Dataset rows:
[start]

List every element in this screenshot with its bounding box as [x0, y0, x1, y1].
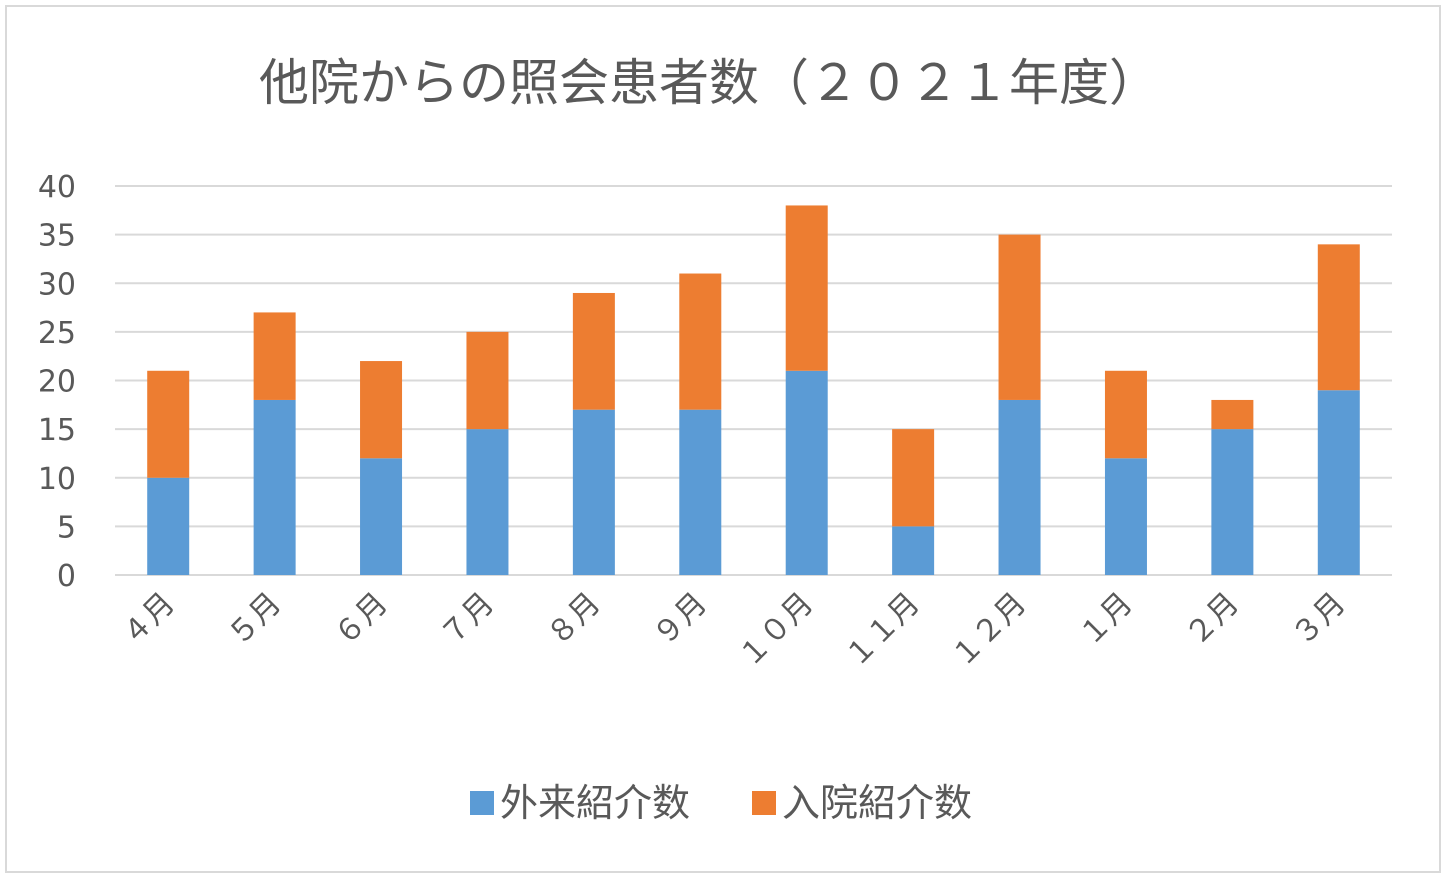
bar-outpatient — [998, 399, 1041, 575]
x-tick-label: ８月 — [540, 586, 607, 653]
y-tick-label: 40 — [38, 170, 76, 205]
bar-inpatient — [1104, 370, 1147, 459]
chart-title: 他院からの照会患者数（２０２１年度） — [259, 54, 1159, 112]
x-tick-label: １月 — [1072, 586, 1139, 653]
legend-swatch — [752, 791, 776, 815]
bar-outpatient — [572, 409, 615, 575]
bar-outpatient — [253, 399, 296, 575]
y-tick-label: 5 — [57, 510, 76, 545]
x-tick-label: ７月 — [434, 586, 501, 653]
x-tick-label: ５月 — [221, 586, 288, 653]
bar-inpatient — [253, 312, 296, 400]
bar-outpatient — [360, 458, 403, 575]
bar-outpatient — [785, 370, 828, 575]
bar-inpatient — [147, 370, 190, 478]
x-tick-label: １２月 — [945, 586, 1033, 674]
y-tick-label: 10 — [38, 462, 76, 497]
x-tick-label: ４月 — [115, 586, 182, 653]
bar-outpatient — [147, 477, 190, 575]
y-tick-label: 30 — [38, 267, 76, 302]
legend-swatch — [470, 791, 494, 815]
y-tick-label: 0 — [57, 559, 76, 594]
bar-outpatient — [679, 409, 722, 575]
gridlines — [115, 185, 1392, 576]
bar-inpatient — [1317, 244, 1360, 391]
bar-inpatient — [998, 234, 1041, 400]
y-axis: 0 5 10 15 20 25 30 35 40 — [38, 170, 76, 594]
y-tick-label: 35 — [38, 219, 76, 254]
x-tick-label: ２月 — [1179, 586, 1246, 653]
x-tick-label: １０月 — [732, 586, 820, 674]
bar-inpatient — [466, 331, 509, 430]
chart-frame — [5, 5, 1441, 873]
bar-outpatient — [892, 526, 935, 575]
bar-outpatient — [1317, 390, 1360, 575]
y-tick-label: 20 — [38, 365, 76, 400]
bar-outpatient — [1104, 458, 1147, 575]
bar-outpatient — [1211, 429, 1254, 575]
bar-inpatient — [785, 205, 828, 371]
x-tick-label: １１月 — [838, 586, 926, 674]
x-tick-label: ３月 — [1285, 586, 1352, 653]
x-tick-label: ６月 — [328, 586, 395, 653]
bar-inpatient — [572, 292, 615, 410]
legend-label: 入院紹介数 — [782, 781, 972, 825]
bars — [147, 205, 1360, 575]
y-tick-label: 25 — [38, 316, 76, 351]
legend: 外来紹介数 入院紹介数 — [470, 781, 972, 825]
bar-inpatient — [360, 361, 403, 459]
x-axis: ４月 ５月 ６月 ７月 ８月 ９月 １０月 １１月 １２月 １月 ２月 ３月 — [115, 586, 1353, 674]
x-tick-label: ９月 — [647, 586, 714, 653]
bar-inpatient — [679, 273, 722, 410]
bar-outpatient — [466, 429, 509, 575]
bar-inpatient — [1211, 399, 1254, 430]
y-tick-label: 15 — [38, 413, 76, 448]
legend-label: 外来紹介数 — [500, 781, 690, 825]
bar-inpatient — [892, 429, 935, 527]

[end]

WHAT YOU HAVE TO DO =
Please extract every line from all the rows above and reproduce each one exactly, leaving out the pictures.

COMPLETED EXERCISE =
List every element in this screenshot with its bounding box as [x0, y0, x1, y1].
bar-outpatient — [998, 399, 1041, 575]
x-tick-label: ８月 — [540, 586, 607, 653]
y-tick-label: 40 — [38, 170, 76, 205]
bar-inpatient — [1104, 370, 1147, 459]
chart-title: 他院からの照会患者数（２０２１年度） — [259, 54, 1159, 112]
x-tick-label: １月 — [1072, 586, 1139, 653]
legend-swatch — [752, 791, 776, 815]
bar-outpatient — [572, 409, 615, 575]
bar-outpatient — [253, 399, 296, 575]
y-tick-label: 5 — [57, 510, 76, 545]
x-tick-label: ７月 — [434, 586, 501, 653]
x-tick-label: ５月 — [221, 586, 288, 653]
bar-inpatient — [253, 312, 296, 400]
bar-outpatient — [360, 458, 403, 575]
bar-outpatient — [785, 370, 828, 575]
bar-inpatient — [147, 370, 190, 478]
x-tick-label: １２月 — [945, 586, 1033, 674]
y-tick-label: 10 — [38, 462, 76, 497]
x-tick-label: ４月 — [115, 586, 182, 653]
bar-outpatient — [147, 477, 190, 575]
y-tick-label: 30 — [38, 267, 76, 302]
legend-swatch — [470, 791, 494, 815]
y-tick-label: 0 — [57, 559, 76, 594]
bar-outpatient — [679, 409, 722, 575]
gridlines — [115, 185, 1392, 576]
bar-inpatient — [1317, 244, 1360, 391]
bar-inpatient — [998, 234, 1041, 400]
y-axis: 0 5 10 15 20 25 30 35 40 — [38, 170, 76, 594]
y-tick-label: 35 — [38, 219, 76, 254]
x-tick-label: ２月 — [1179, 586, 1246, 653]
x-tick-label: １０月 — [732, 586, 820, 674]
bar-inpatient — [466, 331, 509, 430]
chart-frame — [5, 5, 1441, 873]
bar-outpatient — [892, 526, 935, 575]
bar-outpatient — [1317, 390, 1360, 575]
y-tick-label: 20 — [38, 365, 76, 400]
bar-outpatient — [1104, 458, 1147, 575]
bar-outpatient — [1211, 429, 1254, 575]
bar-inpatient — [785, 205, 828, 371]
x-tick-label: １１月 — [838, 586, 926, 674]
x-tick-label: ３月 — [1285, 586, 1352, 653]
x-tick-label: ６月 — [328, 586, 395, 653]
bar-inpatient — [572, 292, 615, 410]
legend-label: 入院紹介数 — [782, 781, 972, 825]
bars — [147, 205, 1360, 575]
y-tick-label: 25 — [38, 316, 76, 351]
legend: 外来紹介数 入院紹介数 — [470, 781, 972, 825]
bar-inpatient — [360, 361, 403, 459]
x-axis: ４月 ５月 ６月 ７月 ８月 ９月 １０月 １１月 １２月 １月 ２月 ３月 — [115, 586, 1353, 674]
x-tick-label: ９月 — [647, 586, 714, 653]
bar-inpatient — [679, 273, 722, 410]
bar-outpatient — [466, 429, 509, 575]
bar-inpatient — [1211, 399, 1254, 430]
y-tick-label: 15 — [38, 413, 76, 448]
legend-label: 外来紹介数 — [500, 781, 690, 825]
bar-inpatient — [892, 429, 935, 527]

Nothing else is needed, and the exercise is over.